EXERCISE PROMPT = Locate the word "persons" in the data below, then copy every line that holds it.

[Items from a data source]
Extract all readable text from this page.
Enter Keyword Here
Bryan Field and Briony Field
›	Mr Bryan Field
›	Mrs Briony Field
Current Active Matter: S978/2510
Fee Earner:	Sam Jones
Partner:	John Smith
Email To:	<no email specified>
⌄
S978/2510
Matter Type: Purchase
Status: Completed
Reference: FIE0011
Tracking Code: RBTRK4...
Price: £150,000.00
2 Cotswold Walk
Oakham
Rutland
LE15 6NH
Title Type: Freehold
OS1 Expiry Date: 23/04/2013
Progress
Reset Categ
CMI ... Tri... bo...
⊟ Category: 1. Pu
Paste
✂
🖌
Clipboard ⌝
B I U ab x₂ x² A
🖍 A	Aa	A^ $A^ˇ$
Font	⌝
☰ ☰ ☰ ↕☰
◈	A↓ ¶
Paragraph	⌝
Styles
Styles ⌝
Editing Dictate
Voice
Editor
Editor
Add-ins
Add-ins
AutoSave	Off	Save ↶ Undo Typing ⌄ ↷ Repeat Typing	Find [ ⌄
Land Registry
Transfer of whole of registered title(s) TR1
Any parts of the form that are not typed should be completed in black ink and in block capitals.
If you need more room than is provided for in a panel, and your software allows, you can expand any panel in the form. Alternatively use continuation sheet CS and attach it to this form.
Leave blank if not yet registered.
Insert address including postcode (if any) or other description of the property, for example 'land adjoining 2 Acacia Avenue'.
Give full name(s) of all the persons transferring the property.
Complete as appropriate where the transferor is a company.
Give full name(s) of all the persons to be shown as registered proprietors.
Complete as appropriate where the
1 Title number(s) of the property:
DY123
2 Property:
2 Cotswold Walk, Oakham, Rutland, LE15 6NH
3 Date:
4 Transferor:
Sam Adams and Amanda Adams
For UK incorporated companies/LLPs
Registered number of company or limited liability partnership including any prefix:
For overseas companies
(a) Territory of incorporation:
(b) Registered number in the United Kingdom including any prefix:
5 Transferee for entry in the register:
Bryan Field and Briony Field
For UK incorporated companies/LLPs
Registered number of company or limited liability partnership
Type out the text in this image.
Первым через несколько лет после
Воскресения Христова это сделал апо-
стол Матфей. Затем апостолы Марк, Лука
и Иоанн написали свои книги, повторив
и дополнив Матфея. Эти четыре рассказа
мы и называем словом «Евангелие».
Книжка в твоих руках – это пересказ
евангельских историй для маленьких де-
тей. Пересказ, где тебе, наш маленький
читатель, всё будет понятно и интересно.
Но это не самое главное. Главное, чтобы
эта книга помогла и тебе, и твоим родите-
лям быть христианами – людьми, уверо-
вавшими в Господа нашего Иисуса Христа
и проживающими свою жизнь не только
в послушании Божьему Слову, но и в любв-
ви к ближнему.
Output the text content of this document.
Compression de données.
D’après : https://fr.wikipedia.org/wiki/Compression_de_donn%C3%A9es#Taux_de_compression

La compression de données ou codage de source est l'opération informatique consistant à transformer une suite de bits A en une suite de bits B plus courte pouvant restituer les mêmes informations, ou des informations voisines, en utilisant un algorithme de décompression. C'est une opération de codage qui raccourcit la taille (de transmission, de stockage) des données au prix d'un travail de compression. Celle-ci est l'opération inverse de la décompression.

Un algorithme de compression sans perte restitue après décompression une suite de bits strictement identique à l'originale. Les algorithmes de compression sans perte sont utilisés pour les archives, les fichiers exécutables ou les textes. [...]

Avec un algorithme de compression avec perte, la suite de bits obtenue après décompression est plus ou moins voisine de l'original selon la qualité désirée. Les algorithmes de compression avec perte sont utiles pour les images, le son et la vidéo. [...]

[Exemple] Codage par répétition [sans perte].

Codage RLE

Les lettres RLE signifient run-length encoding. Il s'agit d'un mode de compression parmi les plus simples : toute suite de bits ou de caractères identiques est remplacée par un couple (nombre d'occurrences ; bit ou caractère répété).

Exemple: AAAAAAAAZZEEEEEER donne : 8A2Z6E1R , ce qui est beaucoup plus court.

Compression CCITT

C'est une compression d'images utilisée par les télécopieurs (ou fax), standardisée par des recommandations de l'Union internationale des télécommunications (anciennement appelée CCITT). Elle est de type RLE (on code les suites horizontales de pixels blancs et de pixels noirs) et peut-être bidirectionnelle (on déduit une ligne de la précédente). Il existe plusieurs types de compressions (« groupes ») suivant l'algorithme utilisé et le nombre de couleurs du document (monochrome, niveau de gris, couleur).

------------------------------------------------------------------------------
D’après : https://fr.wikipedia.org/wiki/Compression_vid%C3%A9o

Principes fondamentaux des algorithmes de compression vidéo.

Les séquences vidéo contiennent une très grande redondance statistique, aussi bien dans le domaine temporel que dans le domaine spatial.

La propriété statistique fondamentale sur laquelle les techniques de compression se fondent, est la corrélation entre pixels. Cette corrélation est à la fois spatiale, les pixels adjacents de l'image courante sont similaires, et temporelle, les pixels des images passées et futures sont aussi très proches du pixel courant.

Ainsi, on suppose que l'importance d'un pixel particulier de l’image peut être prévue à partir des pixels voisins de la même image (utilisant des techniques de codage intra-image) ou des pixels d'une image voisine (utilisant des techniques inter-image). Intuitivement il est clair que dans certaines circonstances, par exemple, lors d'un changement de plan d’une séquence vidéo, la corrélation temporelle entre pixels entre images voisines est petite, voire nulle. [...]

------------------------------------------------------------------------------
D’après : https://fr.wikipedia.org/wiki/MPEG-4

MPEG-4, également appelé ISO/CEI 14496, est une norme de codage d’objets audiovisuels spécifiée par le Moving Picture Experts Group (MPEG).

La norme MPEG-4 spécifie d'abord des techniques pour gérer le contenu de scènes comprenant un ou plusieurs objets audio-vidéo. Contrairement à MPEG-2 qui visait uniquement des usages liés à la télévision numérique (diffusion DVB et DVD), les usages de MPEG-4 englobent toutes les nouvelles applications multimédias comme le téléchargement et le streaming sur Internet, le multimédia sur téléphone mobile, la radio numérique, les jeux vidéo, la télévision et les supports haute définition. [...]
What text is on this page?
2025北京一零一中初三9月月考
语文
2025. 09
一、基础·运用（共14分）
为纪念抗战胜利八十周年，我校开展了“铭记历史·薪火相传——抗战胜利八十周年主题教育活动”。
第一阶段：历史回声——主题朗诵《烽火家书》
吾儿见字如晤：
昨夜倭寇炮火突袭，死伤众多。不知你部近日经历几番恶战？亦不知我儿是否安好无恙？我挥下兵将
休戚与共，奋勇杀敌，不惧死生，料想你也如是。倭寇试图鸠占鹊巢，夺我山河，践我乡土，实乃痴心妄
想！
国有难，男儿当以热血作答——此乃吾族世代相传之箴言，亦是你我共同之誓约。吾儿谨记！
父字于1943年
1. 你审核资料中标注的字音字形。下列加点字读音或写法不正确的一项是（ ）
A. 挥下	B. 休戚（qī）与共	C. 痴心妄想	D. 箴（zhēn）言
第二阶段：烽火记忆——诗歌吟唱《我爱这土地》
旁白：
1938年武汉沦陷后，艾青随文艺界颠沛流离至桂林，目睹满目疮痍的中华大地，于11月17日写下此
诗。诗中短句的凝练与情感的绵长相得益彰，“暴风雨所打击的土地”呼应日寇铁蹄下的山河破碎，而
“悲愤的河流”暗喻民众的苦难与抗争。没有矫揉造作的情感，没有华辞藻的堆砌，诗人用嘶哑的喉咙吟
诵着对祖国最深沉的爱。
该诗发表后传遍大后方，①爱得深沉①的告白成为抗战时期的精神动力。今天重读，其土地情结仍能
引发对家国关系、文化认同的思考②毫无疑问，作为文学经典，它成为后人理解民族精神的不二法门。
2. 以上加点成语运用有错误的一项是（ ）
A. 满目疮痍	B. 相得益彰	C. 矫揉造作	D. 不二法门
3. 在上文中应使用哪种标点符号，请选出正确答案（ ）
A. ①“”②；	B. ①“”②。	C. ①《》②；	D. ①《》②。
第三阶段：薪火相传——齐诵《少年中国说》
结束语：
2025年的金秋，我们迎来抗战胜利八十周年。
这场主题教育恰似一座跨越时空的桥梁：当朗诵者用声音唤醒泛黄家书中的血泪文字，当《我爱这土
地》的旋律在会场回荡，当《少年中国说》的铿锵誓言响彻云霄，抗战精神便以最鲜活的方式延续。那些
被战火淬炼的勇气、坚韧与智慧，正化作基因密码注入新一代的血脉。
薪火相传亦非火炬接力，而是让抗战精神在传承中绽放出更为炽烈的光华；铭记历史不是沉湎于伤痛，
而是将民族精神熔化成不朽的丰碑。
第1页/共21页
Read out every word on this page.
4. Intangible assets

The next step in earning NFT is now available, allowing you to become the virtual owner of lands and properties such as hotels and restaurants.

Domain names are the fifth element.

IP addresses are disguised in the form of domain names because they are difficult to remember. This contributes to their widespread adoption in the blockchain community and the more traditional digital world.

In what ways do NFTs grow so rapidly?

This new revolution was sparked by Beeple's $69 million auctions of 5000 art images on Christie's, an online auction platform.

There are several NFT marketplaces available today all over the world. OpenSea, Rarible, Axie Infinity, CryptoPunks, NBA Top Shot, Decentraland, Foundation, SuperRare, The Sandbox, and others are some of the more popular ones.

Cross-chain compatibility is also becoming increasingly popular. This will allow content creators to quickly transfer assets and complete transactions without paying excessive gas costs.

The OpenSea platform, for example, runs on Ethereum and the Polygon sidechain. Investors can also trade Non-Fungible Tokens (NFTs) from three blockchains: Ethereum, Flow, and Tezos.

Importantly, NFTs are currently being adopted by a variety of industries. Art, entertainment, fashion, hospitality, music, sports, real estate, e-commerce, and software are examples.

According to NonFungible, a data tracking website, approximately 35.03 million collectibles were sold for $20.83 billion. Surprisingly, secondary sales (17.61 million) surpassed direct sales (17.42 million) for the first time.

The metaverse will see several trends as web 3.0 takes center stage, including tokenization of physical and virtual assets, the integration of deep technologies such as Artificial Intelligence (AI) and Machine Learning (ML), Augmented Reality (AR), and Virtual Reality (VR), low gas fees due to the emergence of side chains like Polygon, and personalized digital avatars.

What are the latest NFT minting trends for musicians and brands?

COMPLETE OUTPUT =
Give full name(s) of all the persons transferring the property.
Give full name(s) of all the persons to be shown as registered proprietors.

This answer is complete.